>> START

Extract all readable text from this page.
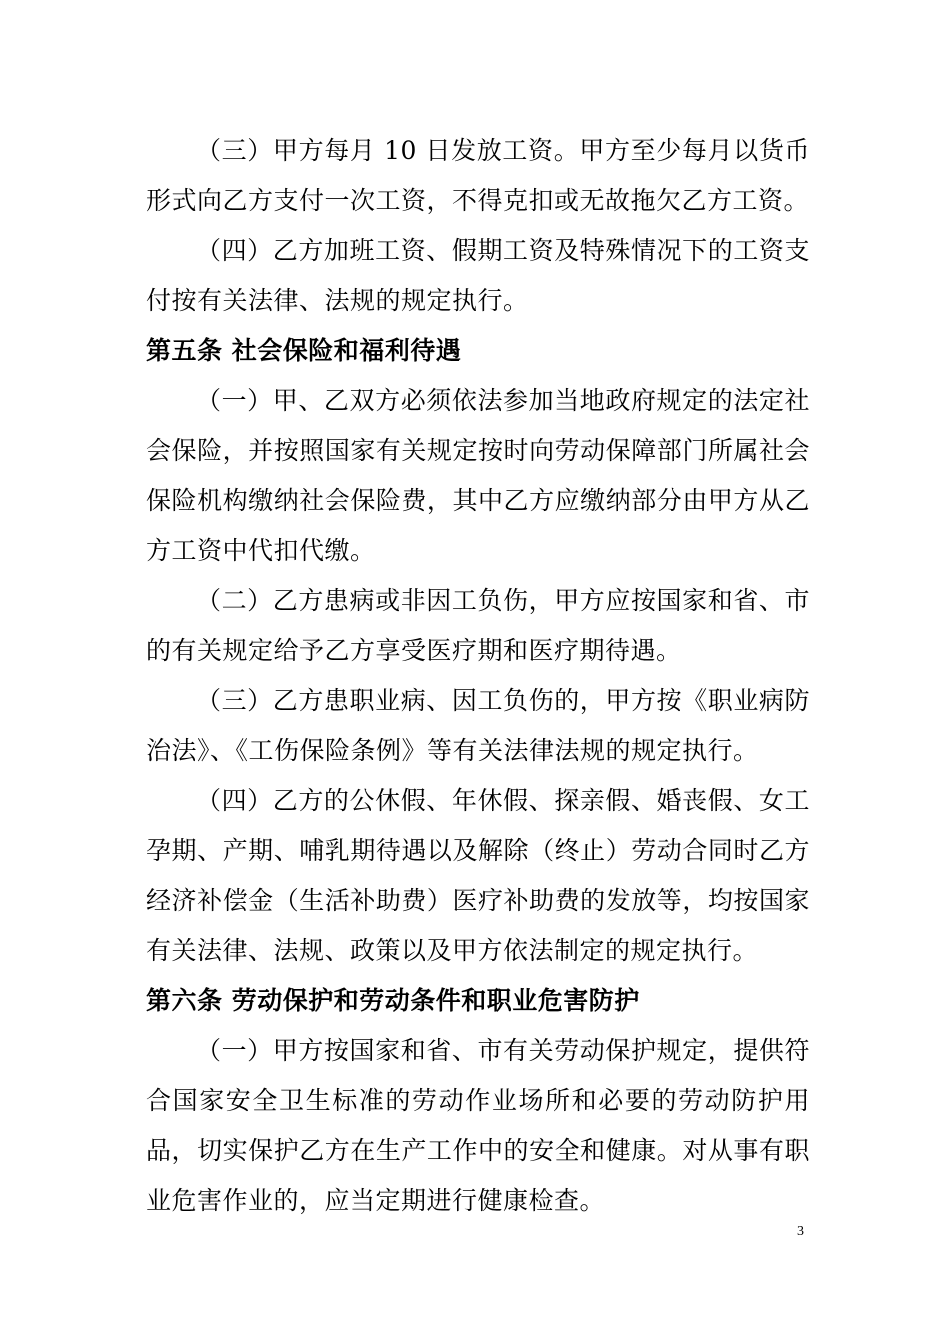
（三）甲方每月 10 日发放工资。甲方至少每月以货币形式向乙方支付一次工资，不得克扣或无故拖欠乙方工资。

（四）乙方加班工资、假期工资及特殊情况下的工资支付按有关法律、法规的规定执行。

第五条 社会保险和福利待遇

（一）甲、乙双方必须依法参加当地政府规定的法定社会保险，并按照国家有关规定按时向劳动保障部门所属社会保险机构缴纳社会保险费，其中乙方应缴纳部分由甲方从乙方工资中代扣代缴。

（二）乙方患病或非因工负伤，甲方应按国家和省、市的有关规定给予乙方享受医疗期和医疗期待遇。

（三）乙方患职业病、因工负伤的，甲方按《职业病防治法》、《工伤保险条例》等有关法律法规的规定执行。

（四）乙方的公休假、年休假、探亲假、婚丧假、女工孕期、产期、哺乳期待遇以及解除（终止）劳动合同时乙方经济补偿金（生活补助费）医疗补助费的发放等，均按国家有关法律、法规、政策以及甲方依法制定的规定执行。

第六条 劳动保护和劳动条件和职业危害防护

（一）甲方按国家和省、市有关劳动保护规定，提供符合国家安全卫生标准的劳动作业场所和必要的劳动防护用品，切实保护乙方在生产工作中的安全和健康。对从事有职业危害作业的，应当定期进行健康检查。

3
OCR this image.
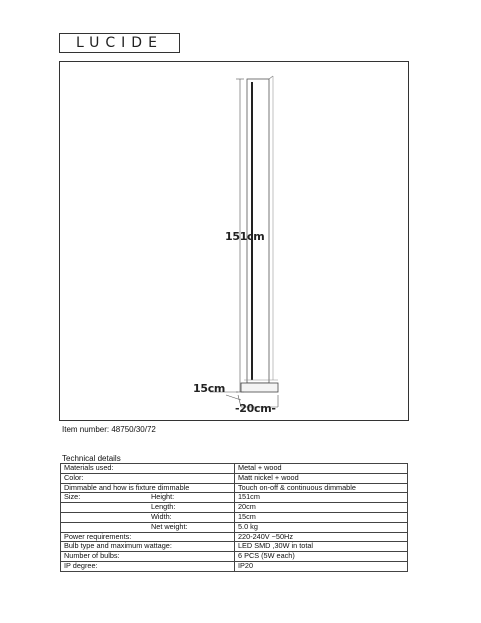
LUCIDE
151cm
15cm
-20cm-
Item number: 48750/30/72
Technical details
Materials used:	Metal + wood
Color:	Matt nickel + wood
Dimmable and how is fixture dimmable	Touch on-off & continuous dimmable
Size: Height:	151cm

Length:	20cm

Width:	15cm

Net weight:	5.0 kg
Power requirements:	220-240V ~50Hz
Bulb type and maximum wattage:	LED SMD ,30W in total
Number of bulbs:	6 PCS (5W each)
IP degree:	IP20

>> END

TO BE DONE: Leave every image out, and retype the material exactly.

EXERCISE ANSWER:
Extract all readable text from this page.
（三）甲方每月 10 日发放工资。甲方至少每月以货币形式向乙方支付一次工资，不得克扣或无故拖欠乙方工资。

（四）乙方加班工资、假期工资及特殊情况下的工资支付按有关法律、法规的规定执行。

第五条 社会保险和福利待遇

（一）甲、乙双方必须依法参加当地政府规定的法定社会保险，并按照国家有关规定按时向劳动保障部门所属社会保险机构缴纳社会保险费，其中乙方应缴纳部分由甲方从乙方工资中代扣代缴。

（二）乙方患病或非因工负伤，甲方应按国家和省、市的有关规定给予乙方享受医疗期和医疗期待遇。

（三）乙方患职业病、因工负伤的，甲方按《职业病防治法》、《工伤保险条例》等有关法律法规的规定执行。

（四）乙方的公休假、年休假、探亲假、婚丧假、女工孕期、产期、哺乳期待遇以及解除（终止）劳动合同时乙方经济补偿金（生活补助费）医疗补助费的发放等，均按国家有关法律、法规、政策以及甲方依法制定的规定执行。

第六条 劳动保护和劳动条件和职业危害防护

（一）甲方按国家和省、市有关劳动保护规定，提供符合国家安全卫生标准的劳动作业场所和必要的劳动防护用品，切实保护乙方在生产工作中的安全和健康。对从事有职业危害作业的，应当定期进行健康检查。

3
OCR this image.
LUCIDE
151cm
15cm
-20cm-
Item number: 48750/30/72
Technical details
Materials used:	Metal + wood
Color:	Matt nickel + wood
Dimmable and how is fixture dimmable	Touch on-off & continuous dimmable
Size: Height:	151cm

Length:	20cm

Width:	15cm

Net weight:	5.0 kg
Power requirements:	220-240V ~50Hz
Bulb type and maximum wattage:	LED SMD ,30W in total
Number of bulbs:	6 PCS (5W each)
IP degree:	IP20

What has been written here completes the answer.